— START Data —

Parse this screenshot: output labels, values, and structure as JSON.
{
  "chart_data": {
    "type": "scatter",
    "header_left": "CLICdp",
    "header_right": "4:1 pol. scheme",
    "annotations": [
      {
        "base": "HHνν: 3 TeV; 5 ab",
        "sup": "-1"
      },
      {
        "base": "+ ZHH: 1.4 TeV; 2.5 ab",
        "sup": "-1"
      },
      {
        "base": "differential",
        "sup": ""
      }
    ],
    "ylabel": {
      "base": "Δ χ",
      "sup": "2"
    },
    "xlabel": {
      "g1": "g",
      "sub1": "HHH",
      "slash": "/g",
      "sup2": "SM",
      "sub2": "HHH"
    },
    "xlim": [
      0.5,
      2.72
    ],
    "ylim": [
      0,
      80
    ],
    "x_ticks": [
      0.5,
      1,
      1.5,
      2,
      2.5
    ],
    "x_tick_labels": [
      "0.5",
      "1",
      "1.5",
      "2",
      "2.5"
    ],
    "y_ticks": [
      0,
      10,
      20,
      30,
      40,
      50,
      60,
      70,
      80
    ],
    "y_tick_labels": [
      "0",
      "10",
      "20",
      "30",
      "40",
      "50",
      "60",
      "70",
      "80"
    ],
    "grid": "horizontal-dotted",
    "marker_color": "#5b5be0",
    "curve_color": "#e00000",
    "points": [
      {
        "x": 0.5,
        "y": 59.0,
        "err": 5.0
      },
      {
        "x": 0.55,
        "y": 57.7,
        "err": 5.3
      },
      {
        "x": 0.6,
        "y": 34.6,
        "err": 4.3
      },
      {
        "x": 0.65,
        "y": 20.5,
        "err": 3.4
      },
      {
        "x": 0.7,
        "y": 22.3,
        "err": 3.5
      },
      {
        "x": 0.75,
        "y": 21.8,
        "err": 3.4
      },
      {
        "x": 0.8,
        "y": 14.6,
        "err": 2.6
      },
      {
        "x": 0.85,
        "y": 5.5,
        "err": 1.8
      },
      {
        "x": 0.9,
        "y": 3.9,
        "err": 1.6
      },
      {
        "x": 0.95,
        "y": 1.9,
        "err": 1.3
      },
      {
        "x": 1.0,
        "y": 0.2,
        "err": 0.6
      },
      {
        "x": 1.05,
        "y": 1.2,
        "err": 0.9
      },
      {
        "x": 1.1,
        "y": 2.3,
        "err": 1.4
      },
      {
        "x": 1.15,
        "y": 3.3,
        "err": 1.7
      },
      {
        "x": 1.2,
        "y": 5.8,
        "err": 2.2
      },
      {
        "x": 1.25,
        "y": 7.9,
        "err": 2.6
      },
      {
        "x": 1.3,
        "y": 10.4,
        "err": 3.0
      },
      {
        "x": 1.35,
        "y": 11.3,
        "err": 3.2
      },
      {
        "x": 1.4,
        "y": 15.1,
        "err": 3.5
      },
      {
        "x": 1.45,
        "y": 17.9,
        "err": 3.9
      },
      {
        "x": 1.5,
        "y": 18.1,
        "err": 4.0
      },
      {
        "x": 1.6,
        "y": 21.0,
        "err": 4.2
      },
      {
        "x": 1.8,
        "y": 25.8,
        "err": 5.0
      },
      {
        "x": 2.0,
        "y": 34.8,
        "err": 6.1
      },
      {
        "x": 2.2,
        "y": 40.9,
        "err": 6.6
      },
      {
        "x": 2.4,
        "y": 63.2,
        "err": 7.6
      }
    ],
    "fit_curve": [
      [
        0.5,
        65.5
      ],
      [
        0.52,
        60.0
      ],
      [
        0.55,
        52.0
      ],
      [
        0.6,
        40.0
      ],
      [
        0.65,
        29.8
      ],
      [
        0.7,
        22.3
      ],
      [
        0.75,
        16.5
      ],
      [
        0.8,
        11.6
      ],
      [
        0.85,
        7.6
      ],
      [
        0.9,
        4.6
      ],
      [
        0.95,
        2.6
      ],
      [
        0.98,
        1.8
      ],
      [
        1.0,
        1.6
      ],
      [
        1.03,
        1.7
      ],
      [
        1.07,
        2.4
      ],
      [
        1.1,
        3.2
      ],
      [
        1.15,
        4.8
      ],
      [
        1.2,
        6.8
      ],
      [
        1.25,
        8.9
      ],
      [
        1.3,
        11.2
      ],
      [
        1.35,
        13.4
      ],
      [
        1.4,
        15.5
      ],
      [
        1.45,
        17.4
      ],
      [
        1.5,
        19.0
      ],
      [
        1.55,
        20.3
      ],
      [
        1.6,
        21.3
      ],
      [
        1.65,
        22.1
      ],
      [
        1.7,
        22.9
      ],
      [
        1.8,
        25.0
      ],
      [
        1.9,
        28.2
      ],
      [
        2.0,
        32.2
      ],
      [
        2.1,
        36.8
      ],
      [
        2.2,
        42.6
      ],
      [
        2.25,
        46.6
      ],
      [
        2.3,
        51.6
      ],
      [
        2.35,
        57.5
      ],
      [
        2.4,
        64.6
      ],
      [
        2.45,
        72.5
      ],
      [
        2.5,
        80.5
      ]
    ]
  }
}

— END Data —

What you need to do:
All of the material above needs to be retyped word for word.

Result of the exercise:
Parse this screenshot: output labels, values, and structure as JSON.
{
  "chart_data": {
    "type": "scatter",
    "header_left": "CLICdp",
    "header_right": "4:1 pol. scheme",
    "annotations": [
      {
        "base": "HHνν: 3 TeV; 5 ab",
        "sup": "-1"
      },
      {
        "base": "+ ZHH: 1.4 TeV; 2.5 ab",
        "sup": "-1"
      },
      {
        "base": "differential",
        "sup": ""
      }
    ],
    "ylabel": {
      "base": "Δ χ",
      "sup": "2"
    },
    "xlabel": {
      "g1": "g",
      "sub1": "HHH",
      "slash": "/g",
      "sup2": "SM",
      "sub2": "HHH"
    },
    "xlim": [
      0.5,
      2.72
    ],
    "ylim": [
      0,
      80
    ],
    "x_ticks": [
      0.5,
      1,
      1.5,
      2,
      2.5
    ],
    "x_tick_labels": [
      "0.5",
      "1",
      "1.5",
      "2",
      "2.5"
    ],
    "y_ticks": [
      0,
      10,
      20,
      30,
      40,
      50,
      60,
      70,
      80
    ],
    "y_tick_labels": [
      "0",
      "10",
      "20",
      "30",
      "40",
      "50",
      "60",
      "70",
      "80"
    ],
    "grid": "horizontal-dotted",
    "marker_color": "#5b5be0",
    "curve_color": "#e00000",
    "points": [
      {
        "x": 0.5,
        "y": 59.0,
        "err": 5.0
      },
      {
        "x": 0.55,
        "y": 57.7,
        "err": 5.3
      },
      {
        "x": 0.6,
        "y": 34.6,
        "err": 4.3
      },
      {
        "x": 0.65,
        "y": 20.5,
        "err": 3.4
      },
      {
        "x": 0.7,
        "y": 22.3,
        "err": 3.5
      },
      {
        "x": 0.75,
        "y": 21.8,
        "err": 3.4
      },
      {
        "x": 0.8,
        "y": 14.6,
        "err": 2.6
      },
      {
        "x": 0.85,
        "y": 5.5,
        "err": 1.8
      },
      {
        "x": 0.9,
        "y": 3.9,
        "err": 1.6
      },
      {
        "x": 0.95,
        "y": 1.9,
        "err": 1.3
      },
      {
        "x": 1.0,
        "y": 0.2,
        "err": 0.6
      },
      {
        "x": 1.05,
        "y": 1.2,
        "err": 0.9
      },
      {
        "x": 1.1,
        "y": 2.3,
        "err": 1.4
      },
      {
        "x": 1.15,
        "y": 3.3,
        "err": 1.7
      },
      {
        "x": 1.2,
        "y": 5.8,
        "err": 2.2
      },
      {
        "x": 1.25,
        "y": 7.9,
        "err": 2.6
      },
      {
        "x": 1.3,
        "y": 10.4,
        "err": 3.0
      },
      {
        "x": 1.35,
        "y": 11.3,
        "err": 3.2
      },
      {
        "x": 1.4,
        "y": 15.1,
        "err": 3.5
      },
      {
        "x": 1.45,
        "y": 17.9,
        "err": 3.9
      },
      {
        "x": 1.5,
        "y": 18.1,
        "err": 4.0
      },
      {
        "x": 1.6,
        "y": 21.0,
        "err": 4.2
      },
      {
        "x": 1.8,
        "y": 25.8,
        "err": 5.0
      },
      {
        "x": 2.0,
        "y": 34.8,
        "err": 6.1
      },
      {
        "x": 2.2,
        "y": 40.9,
        "err": 6.6
      },
      {
        "x": 2.4,
        "y": 63.2,
        "err": 7.6
      }
    ],
    "fit_curve": [
      [
        0.5,
        65.5
      ],
      [
        0.52,
        60.0
      ],
      [
        0.55,
        52.0
      ],
      [
        0.6,
        40.0
      ],
      [
        0.65,
        29.8
      ],
      [
        0.7,
        22.3
      ],
      [
        0.75,
        16.5
      ],
      [
        0.8,
        11.6
      ],
      [
        0.85,
        7.6
      ],
      [
        0.9,
        4.6
      ],
      [
        0.95,
        2.6
      ],
      [
        0.98,
        1.8
      ],
      [
        1.0,
        1.6
      ],
      [
        1.03,
        1.7
      ],
      [
        1.07,
        2.4
      ],
      [
        1.1,
        3.2
      ],
      [
        1.15,
        4.8
      ],
      [
        1.2,
        6.8
      ],
      [
        1.25,
        8.9
      ],
      [
        1.3,
        11.2
      ],
      [
        1.35,
        13.4
      ],
      [
        1.4,
        15.5
      ],
      [
        1.45,
        17.4
      ],
      [
        1.5,
        19.0
      ],
      [
        1.55,
        20.3
      ],
      [
        1.6,
        21.3
      ],
      [
        1.65,
        22.1
      ],
      [
        1.7,
        22.9
      ],
      [
        1.8,
        25.0
      ],
      [
        1.9,
        28.2
      ],
      [
        2.0,
        32.2
      ],
      [
        2.1,
        36.8
      ],
      [
        2.2,
        42.6
      ],
      [
        2.25,
        46.6
      ],
      [
        2.3,
        51.6
      ],
      [
        2.35,
        57.5
      ],
      [
        2.4,
        64.6
      ],
      [
        2.45,
        72.5
      ],
      [
        2.5,
        80.5
      ]
    ]
  }
}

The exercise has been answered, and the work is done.